What to work on ▸
Scan the records for the word "программа". Copy each line that includes it.

Extracted material ▸
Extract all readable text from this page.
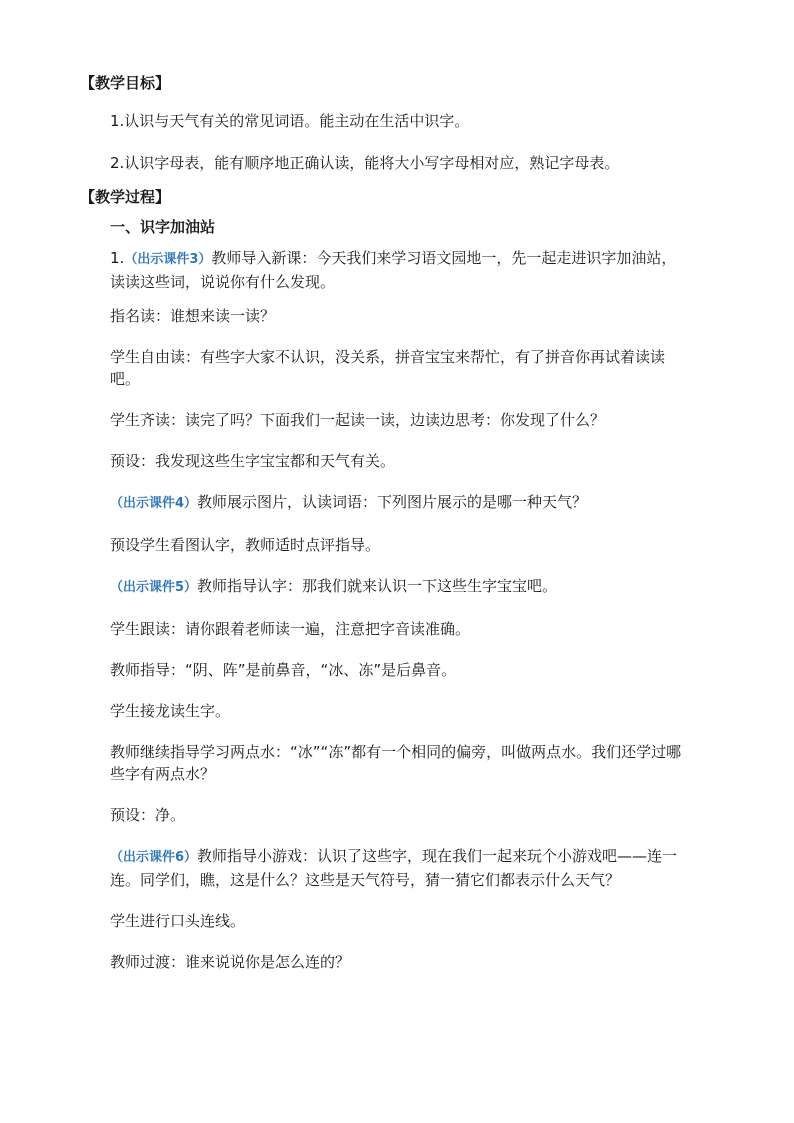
【教学目标】

1.认识与天气有关的常见词语。能主动在生活中识字。

2.认识字母表，能有顺序地正确认读，能将大小写字母相对应，熟记字母表。

【教学过程】

一、识字加油站

1.（出示课件3）教师导入新课：今天我们来学习语文园地一，先一起走进识字加油站，读读这些词，说说你有什么发现。

指名读：谁想来读一读？

学生自由读：有些字大家不认识，没关系，拼音宝宝来帮忙，有了拼音你再试着读读吧。

学生齐读：读完了吗？下面我们一起读一读，边读边思考：你发现了什么？

预设：我发现这些生字宝宝都和天气有关。

（出示课件4）教师展示图片，认读词语：下列图片展示的是哪一种天气？

预设学生看图认字，教师适时点评指导。

（出示课件5）教师指导认字：那我们就来认识一下这些生字宝宝吧。

学生跟读：请你跟着老师读一遍，注意把字音读准确。

教师指导：“阴、阵”是前鼻音，“冰、冻”是后鼻音。

学生接龙读生字。

教师继续指导学习两点水：“冰”“冻”都有一个相同的偏旁，叫做两点水。我们还学过哪些字有两点水？

预设：净。

（出示课件6）教师指导小游戏：认识了这些字，现在我们一起来玩个小游戏吧——连一连。同学们，瞧，这是什么？这些是天气符号，猜一猜它们都表示什么天气？

学生进行口头连线。

教师过渡：谁来说说你是怎么连的？
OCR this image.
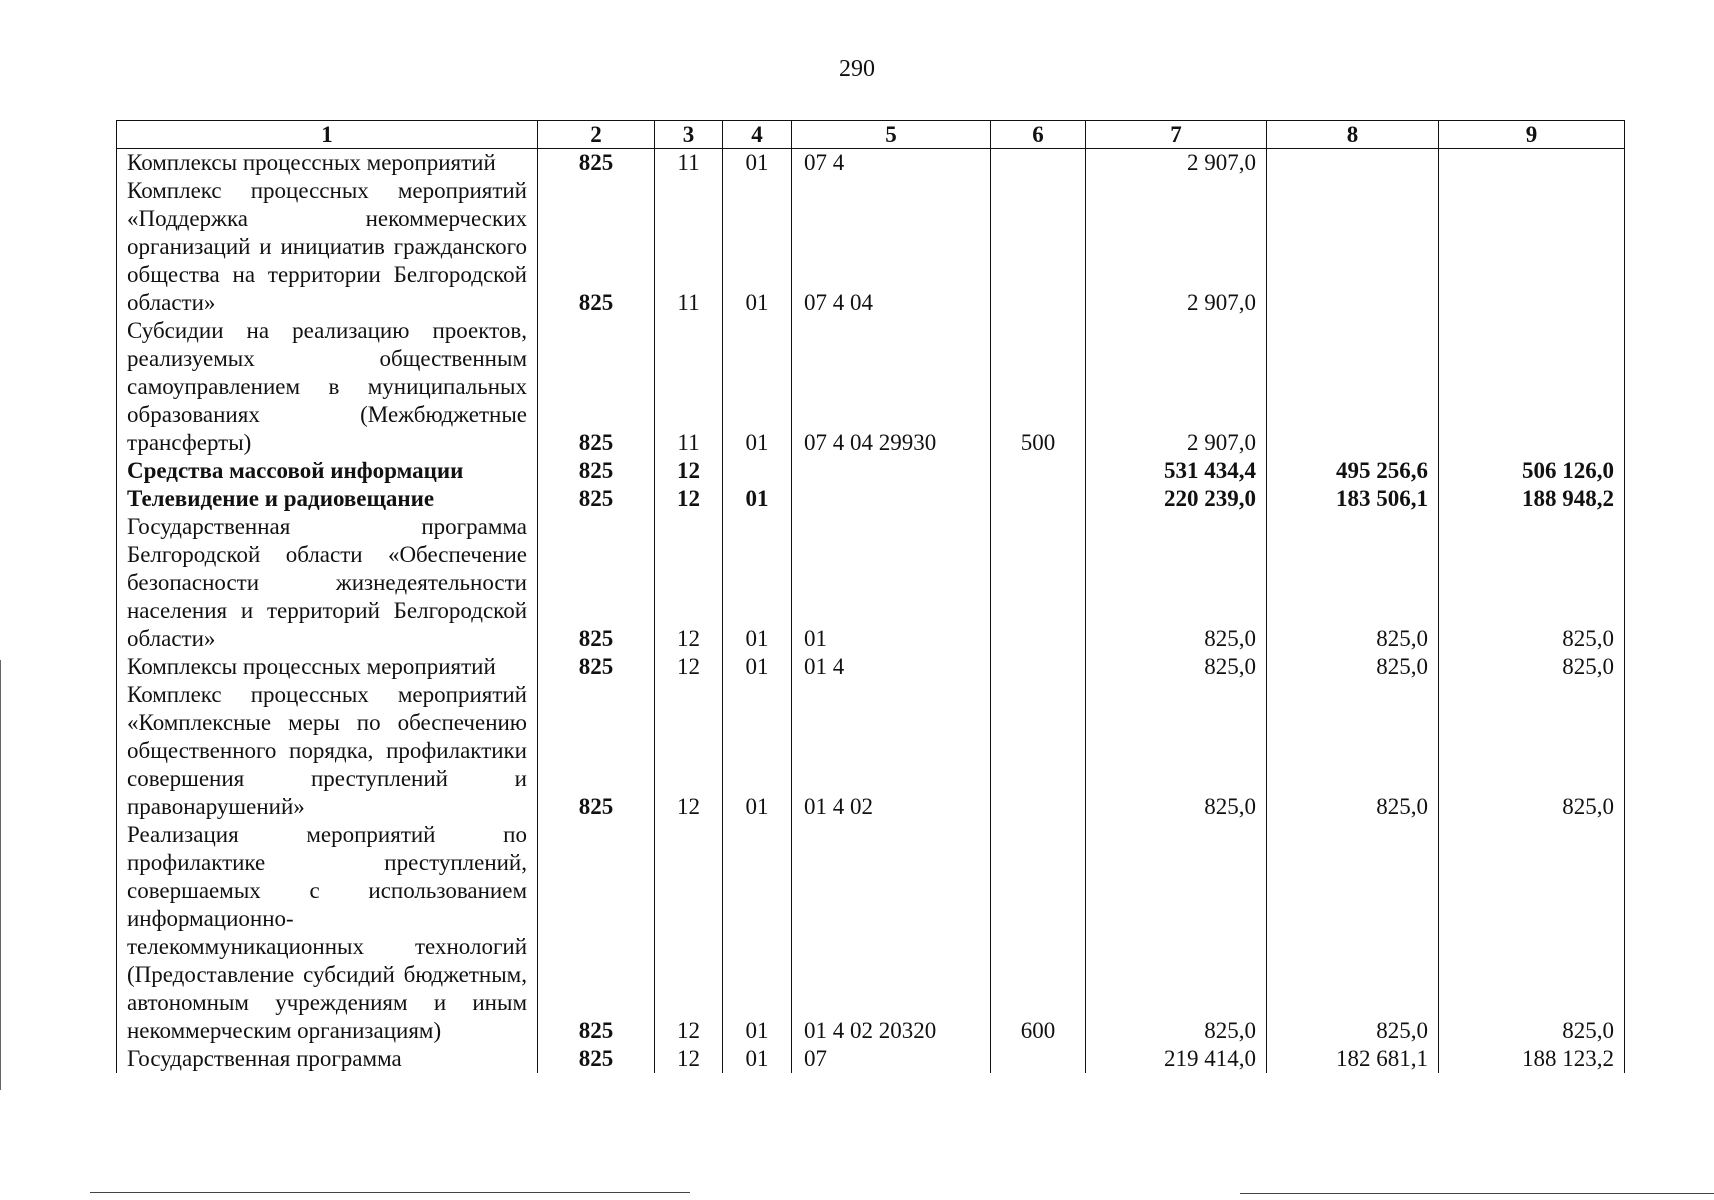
290
1	2	3	4	5	6	7	8	9
Комплексы процессных мероприятий	825	11	01	07 4		2 907,0		
Комплекс процессных мероприятий «Поддержка некоммерческих организаций и инициатив гражданского общества на территории Белгородской области»	825	11	01	07 4 04		2 907,0		
Субсидии на реализацию проектов, реализуемых общественным самоуправлением в муниципальных образованиях (Межбюджетные трансферты)	825	11	01	07 4 04 29930	500	2 907,0		
Средства массовой информации	825	12				531 434,4	495 256,6	506 126,0
Телевидение и радиовещание	825	12	01			220 239,0	183 506,1	188 948,2
Государственная программа Белгородской области «Обеспечение безопасности жизнедеятельности населения и территорий Белгородской области»	825	12	01	01		825,0	825,0	825,0
Комплексы процессных мероприятий	825	12	01	01 4		825,0	825,0	825,0
Комплекс процессных мероприятий «Комплексные меры по обеспечению общественного порядка, профилактики совершения преступлений и правонарушений»	825	12	01	01 4 02		825,0	825,0	825,0
Реализация мероприятий по профилактике преступлений, совершаемых с использованием информационно-телекоммуникационных технологий (Предоставление субсидий бюджетным, автономным учреждениям и иным некоммерческим организациям)	825	12	01	01 4 02 20320	600	825,0	825,0	825,0
Государственная программа	825	12	01	07		219 414,0	182 681,1	188 123,2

Answer to the task ▸
Государственная программа Белгородской области «Обеспечение безопасности жизнедеятельности населения и территорий Белгородской области»	825	12	01	01		825,0	825,0	825,0
Государственная программа	825	12	01	07		219 414,0	182 681,1	188 123,2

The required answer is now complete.